Repeat the listing below in full, exactly as it stands.

(Source data)
[start]
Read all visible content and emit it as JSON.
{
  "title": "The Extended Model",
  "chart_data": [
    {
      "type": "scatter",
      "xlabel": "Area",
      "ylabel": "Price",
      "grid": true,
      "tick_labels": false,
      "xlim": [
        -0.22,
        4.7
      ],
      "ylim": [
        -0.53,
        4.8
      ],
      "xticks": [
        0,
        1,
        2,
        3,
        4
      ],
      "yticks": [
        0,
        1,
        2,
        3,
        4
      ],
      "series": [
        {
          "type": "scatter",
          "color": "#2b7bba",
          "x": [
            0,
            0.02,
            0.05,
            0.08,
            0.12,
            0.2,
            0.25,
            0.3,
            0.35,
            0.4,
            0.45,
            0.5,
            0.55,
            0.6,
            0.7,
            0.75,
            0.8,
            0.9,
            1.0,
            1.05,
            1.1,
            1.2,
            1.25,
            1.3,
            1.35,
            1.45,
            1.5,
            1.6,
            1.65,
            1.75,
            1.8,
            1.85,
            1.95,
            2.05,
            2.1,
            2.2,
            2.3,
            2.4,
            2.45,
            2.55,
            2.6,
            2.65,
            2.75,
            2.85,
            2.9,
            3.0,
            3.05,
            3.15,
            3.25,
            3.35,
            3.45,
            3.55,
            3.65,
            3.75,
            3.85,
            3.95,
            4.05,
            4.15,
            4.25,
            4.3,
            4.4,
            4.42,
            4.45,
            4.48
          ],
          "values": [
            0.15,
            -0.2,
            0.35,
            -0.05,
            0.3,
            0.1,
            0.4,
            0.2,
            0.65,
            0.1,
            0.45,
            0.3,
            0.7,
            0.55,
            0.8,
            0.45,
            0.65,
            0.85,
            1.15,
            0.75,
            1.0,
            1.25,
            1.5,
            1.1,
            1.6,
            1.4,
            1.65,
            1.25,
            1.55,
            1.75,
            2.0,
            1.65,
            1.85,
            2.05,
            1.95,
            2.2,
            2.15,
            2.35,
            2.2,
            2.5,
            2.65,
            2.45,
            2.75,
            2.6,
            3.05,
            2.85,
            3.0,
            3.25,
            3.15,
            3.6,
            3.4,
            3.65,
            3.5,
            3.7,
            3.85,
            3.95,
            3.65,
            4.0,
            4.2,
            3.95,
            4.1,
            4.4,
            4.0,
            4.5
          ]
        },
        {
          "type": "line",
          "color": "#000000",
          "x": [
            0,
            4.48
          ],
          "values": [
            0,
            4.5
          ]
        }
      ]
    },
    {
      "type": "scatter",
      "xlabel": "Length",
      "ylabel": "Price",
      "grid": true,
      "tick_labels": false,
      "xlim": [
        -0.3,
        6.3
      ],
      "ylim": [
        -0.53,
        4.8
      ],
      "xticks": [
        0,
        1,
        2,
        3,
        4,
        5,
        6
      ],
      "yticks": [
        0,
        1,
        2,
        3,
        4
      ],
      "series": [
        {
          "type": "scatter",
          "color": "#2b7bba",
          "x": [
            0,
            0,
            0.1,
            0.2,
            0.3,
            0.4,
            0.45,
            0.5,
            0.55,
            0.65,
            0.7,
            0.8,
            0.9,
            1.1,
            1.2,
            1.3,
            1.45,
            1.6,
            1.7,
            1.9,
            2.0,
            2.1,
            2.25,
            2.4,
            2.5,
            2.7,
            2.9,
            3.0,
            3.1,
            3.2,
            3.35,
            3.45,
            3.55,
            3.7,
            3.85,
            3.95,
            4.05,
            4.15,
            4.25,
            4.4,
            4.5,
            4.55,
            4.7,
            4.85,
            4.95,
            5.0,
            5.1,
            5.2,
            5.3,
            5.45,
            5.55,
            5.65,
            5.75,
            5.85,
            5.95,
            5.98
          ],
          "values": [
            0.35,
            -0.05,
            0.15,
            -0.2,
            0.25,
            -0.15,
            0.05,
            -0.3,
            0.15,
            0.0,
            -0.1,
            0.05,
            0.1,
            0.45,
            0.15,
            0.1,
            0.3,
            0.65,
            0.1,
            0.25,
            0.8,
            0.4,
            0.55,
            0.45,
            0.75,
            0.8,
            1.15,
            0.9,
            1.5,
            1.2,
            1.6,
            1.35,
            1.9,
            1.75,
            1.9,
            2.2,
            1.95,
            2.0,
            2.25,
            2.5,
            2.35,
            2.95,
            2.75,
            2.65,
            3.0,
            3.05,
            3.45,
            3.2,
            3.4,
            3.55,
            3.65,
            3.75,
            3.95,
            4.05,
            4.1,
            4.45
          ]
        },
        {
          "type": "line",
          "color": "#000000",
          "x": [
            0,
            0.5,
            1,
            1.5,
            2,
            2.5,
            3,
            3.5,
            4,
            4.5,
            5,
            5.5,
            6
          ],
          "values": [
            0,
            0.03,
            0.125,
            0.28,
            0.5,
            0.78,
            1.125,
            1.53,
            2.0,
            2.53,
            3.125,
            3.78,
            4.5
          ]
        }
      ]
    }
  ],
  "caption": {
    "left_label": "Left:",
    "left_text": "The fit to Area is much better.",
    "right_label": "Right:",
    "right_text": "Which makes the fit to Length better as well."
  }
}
[end]
WRITTEN SOLUTION
Read all visible content and emit it as JSON.
{
  "title": "The Extended Model",
  "chart_data": [
    {
      "type": "scatter",
      "xlabel": "Area",
      "ylabel": "Price",
      "grid": true,
      "tick_labels": false,
      "xlim": [
        -0.22,
        4.7
      ],
      "ylim": [
        -0.53,
        4.8
      ],
      "xticks": [
        0,
        1,
        2,
        3,
        4
      ],
      "yticks": [
        0,
        1,
        2,
        3,
        4
      ],
      "series": [
        {
          "type": "scatter",
          "color": "#2b7bba",
          "x": [
            0,
            0.02,
            0.05,
            0.08,
            0.12,
            0.2,
            0.25,
            0.3,
            0.35,
            0.4,
            0.45,
            0.5,
            0.55,
            0.6,
            0.7,
            0.75,
            0.8,
            0.9,
            1.0,
            1.05,
            1.1,
            1.2,
            1.25,
            1.3,
            1.35,
            1.45,
            1.5,
            1.6,
            1.65,
            1.75,
            1.8,
            1.85,
            1.95,
            2.05,
            2.1,
            2.2,
            2.3,
            2.4,
            2.45,
            2.55,
            2.6,
            2.65,
            2.75,
            2.85,
            2.9,
            3.0,
            3.05,
            3.15,
            3.25,
            3.35,
            3.45,
            3.55,
            3.65,
            3.75,
            3.85,
            3.95,
            4.05,
            4.15,
            4.25,
            4.3,
            4.4,
            4.42,
            4.45,
            4.48
          ],
          "values": [
            0.15,
            -0.2,
            0.35,
            -0.05,
            0.3,
            0.1,
            0.4,
            0.2,
            0.65,
            0.1,
            0.45,
            0.3,
            0.7,
            0.55,
            0.8,
            0.45,
            0.65,
            0.85,
            1.15,
            0.75,
            1.0,
            1.25,
            1.5,
            1.1,
            1.6,
            1.4,
            1.65,
            1.25,
            1.55,
            1.75,
            2.0,
            1.65,
            1.85,
            2.05,
            1.95,
            2.2,
            2.15,
            2.35,
            2.2,
            2.5,
            2.65,
            2.45,
            2.75,
            2.6,
            3.05,
            2.85,
            3.0,
            3.25,
            3.15,
            3.6,
            3.4,
            3.65,
            3.5,
            3.7,
            3.85,
            3.95,
            3.65,
            4.0,
            4.2,
            3.95,
            4.1,
            4.4,
            4.0,
            4.5
          ]
        },
        {
          "type": "line",
          "color": "#000000",
          "x": [
            0,
            4.48
          ],
          "values": [
            0,
            4.5
          ]
        }
      ]
    },
    {
      "type": "scatter",
      "xlabel": "Length",
      "ylabel": "Price",
      "grid": true,
      "tick_labels": false,
      "xlim": [
        -0.3,
        6.3
      ],
      "ylim": [
        -0.53,
        4.8
      ],
      "xticks": [
        0,
        1,
        2,
        3,
        4,
        5,
        6
      ],
      "yticks": [
        0,
        1,
        2,
        3,
        4
      ],
      "series": [
        {
          "type": "scatter",
          "color": "#2b7bba",
          "x": [
            0,
            0,
            0.1,
            0.2,
            0.3,
            0.4,
            0.45,
            0.5,
            0.55,
            0.65,
            0.7,
            0.8,
            0.9,
            1.1,
            1.2,
            1.3,
            1.45,
            1.6,
            1.7,
            1.9,
            2.0,
            2.1,
            2.25,
            2.4,
            2.5,
            2.7,
            2.9,
            3.0,
            3.1,
            3.2,
            3.35,
            3.45,
            3.55,
            3.7,
            3.85,
            3.95,
            4.05,
            4.15,
            4.25,
            4.4,
            4.5,
            4.55,
            4.7,
            4.85,
            4.95,
            5.0,
            5.1,
            5.2,
            5.3,
            5.45,
            5.55,
            5.65,
            5.75,
            5.85,
            5.95,
            5.98
          ],
          "values": [
            0.35,
            -0.05,
            0.15,
            -0.2,
            0.25,
            -0.15,
            0.05,
            -0.3,
            0.15,
            0.0,
            -0.1,
            0.05,
            0.1,
            0.45,
            0.15,
            0.1,
            0.3,
            0.65,
            0.1,
            0.25,
            0.8,
            0.4,
            0.55,
            0.45,
            0.75,
            0.8,
            1.15,
            0.9,
            1.5,
            1.2,
            1.6,
            1.35,
            1.9,
            1.75,
            1.9,
            2.2,
            1.95,
            2.0,
            2.25,
            2.5,
            2.35,
            2.95,
            2.75,
            2.65,
            3.0,
            3.05,
            3.45,
            3.2,
            3.4,
            3.55,
            3.65,
            3.75,
            3.95,
            4.05,
            4.1,
            4.45
          ]
        },
        {
          "type": "line",
          "color": "#000000",
          "x": [
            0,
            0.5,
            1,
            1.5,
            2,
            2.5,
            3,
            3.5,
            4,
            4.5,
            5,
            5.5,
            6
          ],
          "values": [
            0,
            0.03,
            0.125,
            0.28,
            0.5,
            0.78,
            1.125,
            1.53,
            2.0,
            2.53,
            3.125,
            3.78,
            4.5
          ]
        }
      ]
    }
  ],
  "caption": {
    "left_label": "Left:",
    "left_text": "The fit to Area is much better.",
    "right_label": "Right:",
    "right_text": "Which makes the fit to Length better as well."
  }
}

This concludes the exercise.